> Items:

-=-=-=-=-

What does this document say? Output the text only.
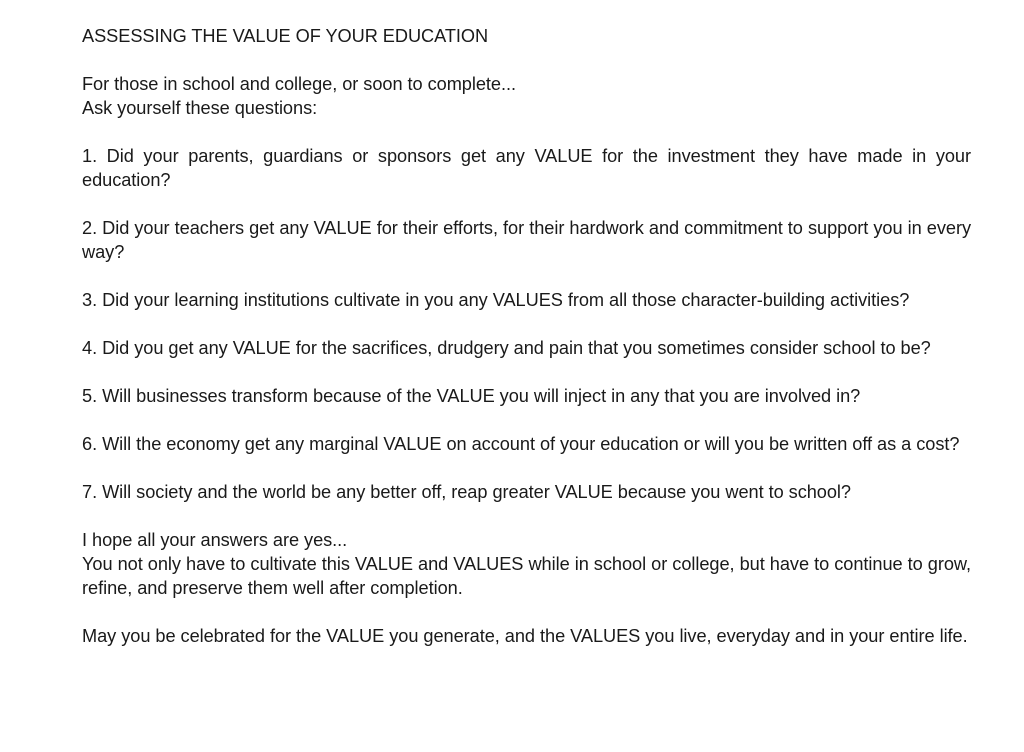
ASSESSING THE VALUE OF YOUR EDUCATION
For those in school and college, or soon to complete...
Ask yourself these questions:

1. Did your parents, guardians or sponsors get any VALUE for the investment they have made in your education?

2. Did your teachers get any VALUE for their efforts, for their hardwork and commitment to support you in every way?

3. Did your learning institutions cultivate in you any VALUES from all those character-building activities?

4. Did you get any VALUE for the sacrifices, drudgery and pain that you sometimes consider school to be?

5. Will businesses transform because of the VALUE you will inject in any that you are involved in?

6. Will the economy get any marginal VALUE on account of your education or will you be written off as a cost?

7. Will society and the world be any better off, reap greater VALUE because you went to school?

I hope all your answers are yes...

You not only have to cultivate this VALUE and VALUES while in school or college, but have to continue to grow, refine, and preserve them well after completion.

May you be celebrated for the VALUE you generate, and the VALUES you live, everyday and in your entire life.
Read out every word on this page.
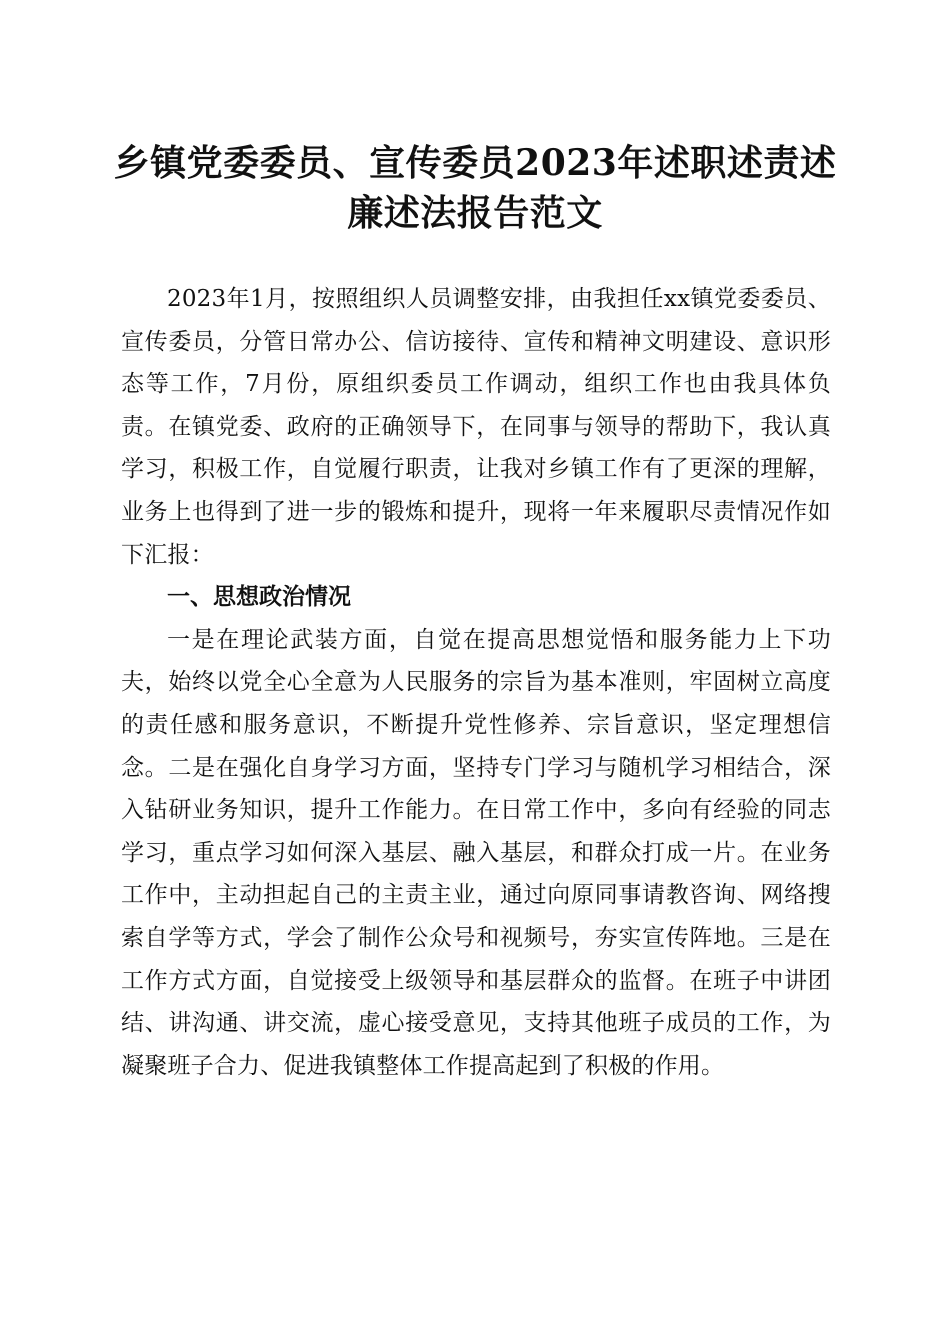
乡镇党委委员、宣传委员2023年述职述责述
廉述法报告范文

2023年1月，按照组织人员调整安排，由我担任xx镇党委委员、宣传委员，分管日常办公、信访接待、宣传和精神文明建设、意识形态等工作，7月份，原组织委员工作调动，组织工作也由我具体负责。在镇党委、政府的正确领导下，在同事与领导的帮助下，我认真学习，积极工作，自觉履行职责，让我对乡镇工作有了更深的理解，业务上也得到了进一步的锻炼和提升，现将一年来履职尽责情况作如下汇报：

一、思想政治情况

一是在理论武装方面，自觉在提高思想觉悟和服务能力上下功夫，始终以党全心全意为人民服务的宗旨为基本准则，牢固树立高度的责任感和服务意识，不断提升党性修养、宗旨意识，坚定理想信念。二是在强化自身学习方面，坚持专门学习与随机学习相结合，深入钻研业务知识，提升工作能力。在日常工作中，多向有经验的同志学习，重点学习如何深入基层、融入基层，和群众打成一片。在业务工作中，主动担起自己的主责主业，通过向原同事请教咨询、网络搜索自学等方式，学会了制作公众号和视频号，夯实宣传阵地。三是在工作方式方面，自觉接受上级领导和基层群众的监督。在班子中讲团结、讲沟通、讲交流，虚心接受意见，支持其他班子成员的工作，为凝聚班子合力、促进我镇整体工作提高起到了积极的作用。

-=-=-=-=-

> Exercise: Pick out, from the lines above, every one that contains the string "because".

> Written answer:
5. Will businesses transform because of the VALUE you will inject in any that you are involved in?
7. Will society and the world be any better off, reap greater VALUE because you went to school?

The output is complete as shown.